• _WHAT NEEDS TO BE DONE_
Show only lines that include "data".

• _GIVEN INFORMATION_
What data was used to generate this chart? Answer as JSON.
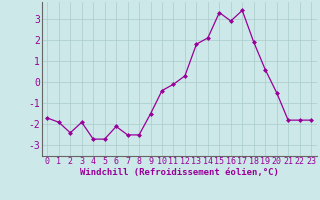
{
  "x": [
    0,
    1,
    2,
    3,
    4,
    5,
    6,
    7,
    8,
    9,
    10,
    11,
    12,
    13,
    14,
    15,
    16,
    17,
    18,
    19,
    20,
    21,
    22,
    23
  ],
  "y": [
    -1.7,
    -1.9,
    -2.4,
    -1.9,
    -2.7,
    -2.7,
    -2.1,
    -2.5,
    -2.5,
    -1.5,
    -0.4,
    -0.1,
    0.3,
    1.8,
    2.1,
    3.3,
    2.9,
    3.4,
    1.9,
    0.6,
    -0.5,
    -1.8,
    -1.8,
    -1.8
  ],
  "line_color": "#990099",
  "marker": "D",
  "marker_size": 2,
  "background_color": "#cce8e8",
  "grid_color": "#aacccc",
  "xlabel": "Windchill (Refroidissement éolien,°C)",
  "xlim": [
    -0.5,
    23.5
  ],
  "ylim": [
    -3.5,
    3.8
  ],
  "yticks": [
    -3,
    -2,
    -1,
    0,
    1,
    2,
    3
  ],
  "xticks": [
    0,
    1,
    2,
    3,
    4,
    5,
    6,
    7,
    8,
    9,
    10,
    11,
    12,
    13,
    14,
    15,
    16,
    17,
    18,
    19,
    20,
    21,
    22,
    23
  ],
  "label_color": "#990099",
  "axis_color": "#666666",
  "tick_fontsize": 6,
  "xlabel_fontsize": 6.5,
  "ytick_fontsize": 7
}
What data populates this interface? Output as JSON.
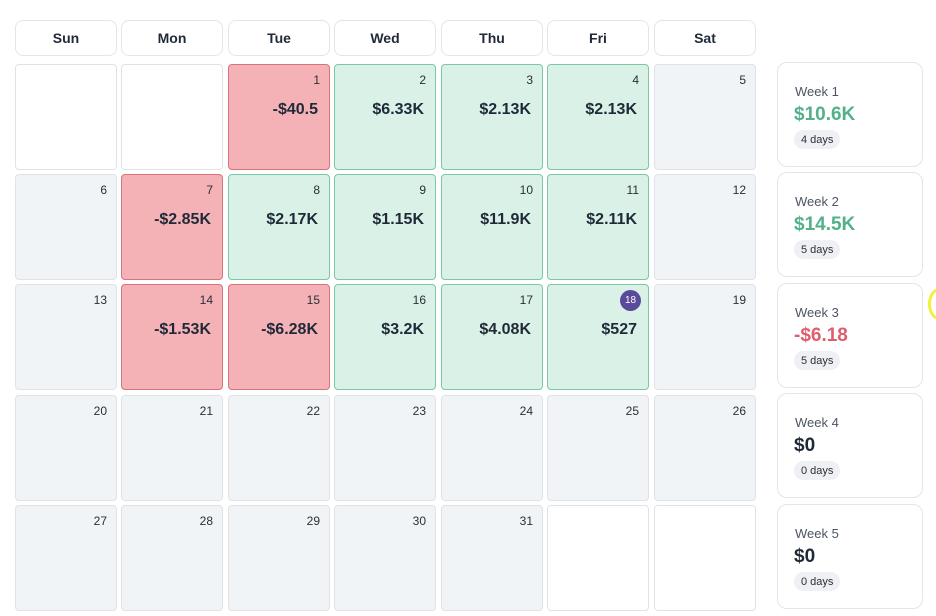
{
  "weekdays": [
    "Sun",
    "Mon",
    "Tue",
    "Wed",
    "Thu",
    "Fri",
    "Sat"
  ],
  "calendar": {
    "weeks": [
      [
        {
          "day": "",
          "amount": "",
          "status": "blank"
        },
        {
          "day": "",
          "amount": "",
          "status": "blank"
        },
        {
          "day": "1",
          "amount": "-$40.5",
          "status": "loss"
        },
        {
          "day": "2",
          "amount": "$6.33K",
          "status": "win"
        },
        {
          "day": "3",
          "amount": "$2.13K",
          "status": "win"
        },
        {
          "day": "4",
          "amount": "$2.13K",
          "status": "win"
        },
        {
          "day": "5",
          "amount": "",
          "status": "empty"
        }
      ],
      [
        {
          "day": "6",
          "amount": "",
          "status": "empty"
        },
        {
          "day": "7",
          "amount": "-$2.85K",
          "status": "loss"
        },
        {
          "day": "8",
          "amount": "$2.17K",
          "status": "win"
        },
        {
          "day": "9",
          "amount": "$1.15K",
          "status": "win"
        },
        {
          "day": "10",
          "amount": "$11.9K",
          "status": "win"
        },
        {
          "day": "11",
          "amount": "$2.11K",
          "status": "win"
        },
        {
          "day": "12",
          "amount": "",
          "status": "empty"
        }
      ],
      [
        {
          "day": "13",
          "amount": "",
          "status": "empty"
        },
        {
          "day": "14",
          "amount": "-$1.53K",
          "status": "loss"
        },
        {
          "day": "15",
          "amount": "-$6.28K",
          "status": "loss"
        },
        {
          "day": "16",
          "amount": "$3.2K",
          "status": "win"
        },
        {
          "day": "17",
          "amount": "$4.08K",
          "status": "win"
        },
        {
          "day": "18",
          "amount": "$527",
          "status": "win",
          "today": true
        },
        {
          "day": "19",
          "amount": "",
          "status": "empty"
        }
      ],
      [
        {
          "day": "20",
          "amount": "",
          "status": "empty"
        },
        {
          "day": "21",
          "amount": "",
          "status": "empty"
        },
        {
          "day": "22",
          "amount": "",
          "status": "empty"
        },
        {
          "day": "23",
          "amount": "",
          "status": "empty"
        },
        {
          "day": "24",
          "amount": "",
          "status": "empty"
        },
        {
          "day": "25",
          "amount": "",
          "status": "empty"
        },
        {
          "day": "26",
          "amount": "",
          "status": "empty"
        }
      ],
      [
        {
          "day": "27",
          "amount": "",
          "status": "empty"
        },
        {
          "day": "28",
          "amount": "",
          "status": "empty"
        },
        {
          "day": "29",
          "amount": "",
          "status": "empty"
        },
        {
          "day": "30",
          "amount": "",
          "status": "empty"
        },
        {
          "day": "31",
          "amount": "",
          "status": "empty"
        },
        {
          "day": "",
          "amount": "",
          "status": "blank"
        },
        {
          "day": "",
          "amount": "",
          "status": "blank"
        }
      ]
    ]
  },
  "week_summaries": [
    {
      "label": "Week 1",
      "total": "$10.6K",
      "days": "4 days",
      "tone": "positive"
    },
    {
      "label": "Week 2",
      "total": "$14.5K",
      "days": "5 days",
      "tone": "positive"
    },
    {
      "label": "Week 3",
      "total": "-$6.18",
      "days": "5 days",
      "tone": "negative"
    },
    {
      "label": "Week 4",
      "total": "$0",
      "days": "0 days",
      "tone": "neutral"
    },
    {
      "label": "Week 5",
      "total": "$0",
      "days": "0 days",
      "tone": "neutral"
    }
  ],
  "colors": {
    "positive": "#52b188",
    "negative": "#e05d6a",
    "neutral": "#1f2937",
    "today_badge": "#5a4a9c",
    "win_cell": "#d9f1e7",
    "loss_cell": "#f4b2b6"
  }
}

• _REPLY TO THE TASK_
What data was used to generate this chart? Answer as JSON.
What data populates this interface? Output as JSON.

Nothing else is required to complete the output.